◆ **INFORMATION SHOWN**

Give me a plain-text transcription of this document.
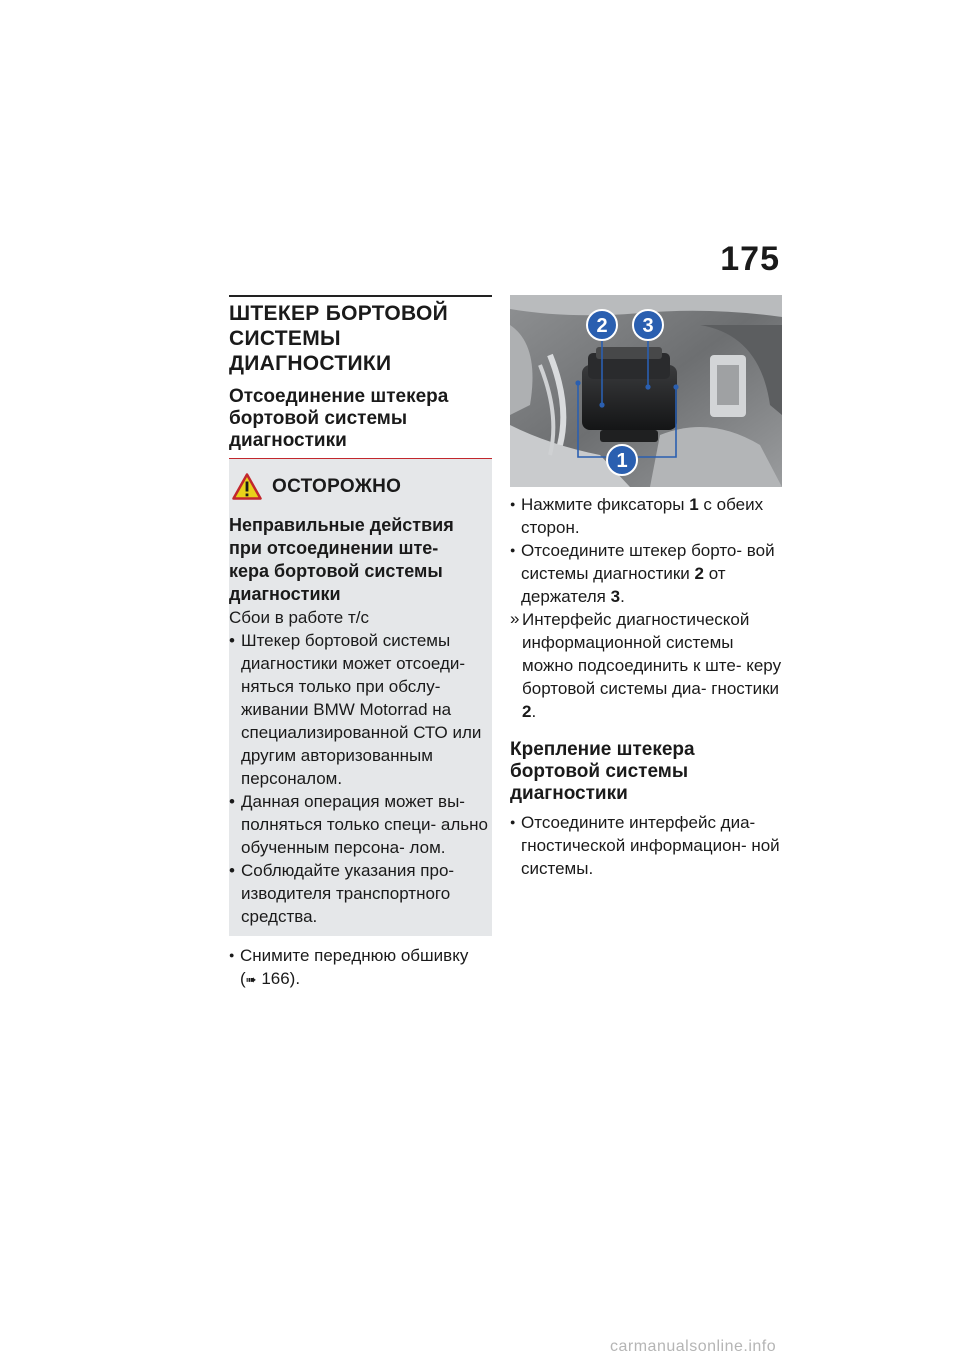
175
ШТЕКЕР БОРТОВОЙ
СИСТЕМЫ ДИАГНОСТИКИ
Отсоединение штекера
бортовой системы
диагностики
ОСТОРОЖНО
Неправильные действия
при отсоединении ште-
кера бортовой системы
диагностики
Сбои в работе т/с
• Штекер бортовой системы диагностики может отсоеди- няться только при обслу- живании BMW Motorrad на специализированной СТО или другим авторизованным персоналом.
• Данная операция может вы- полняться только специ- ально обученным персона- лом.
• Соблюдайте указания про- изводителя транспортного средства.
● Снимите переднюю обшивку
(➠ 166).
2 3
1
● Нажмите фиксаторы 1 с обеих сторон.
● Отсоедините штекер борто- вой системы диагностики 2 от держателя 3.
» Интерфейс диагностической информационной системы можно подсоединить к ште- керу бортовой системы диа- гностики 2.
Крепление штекера
бортовой системы
диагностики
● Отсоедините интерфейс диа- гностической информацион- ной системы.
carmanualsonline.info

◆ **TASK OBJECTIVE**
Restate the entire listing word for word, excluding pictures.

◆ **ANSWER FOR THIS EXERCISE**
Give me a plain-text transcription of this document.
175
ШТЕКЕР БОРТОВОЙ
СИСТЕМЫ ДИАГНОСТИКИ
Отсоединение штекера
бортовой системы
диагностики
ОСТОРОЖНО
Неправильные действия
при отсоединении ште-
кера бортовой системы
диагностики
Сбои в работе т/с
• Штекер бортовой системы диагностики может отсоеди- няться только при обслу- живании BMW Motorrad на специализированной СТО или другим авторизованным персоналом.
• Данная операция может вы- полняться только специ- ально обученным персона- лом.
• Соблюдайте указания про- изводителя транспортного средства.
● Снимите переднюю обшивку
(➠ 166).
2 3
1
● Нажмите фиксаторы 1 с обеих сторон.
● Отсоедините штекер борто- вой системы диагностики 2 от держателя 3.
» Интерфейс диагностической информационной системы можно подсоединить к ште- керу бортовой системы диа- гностики 2.
Крепление штекера
бортовой системы
диагностики
● Отсоедините интерфейс диа- гностической информацион- ной системы.
carmanualsonline.info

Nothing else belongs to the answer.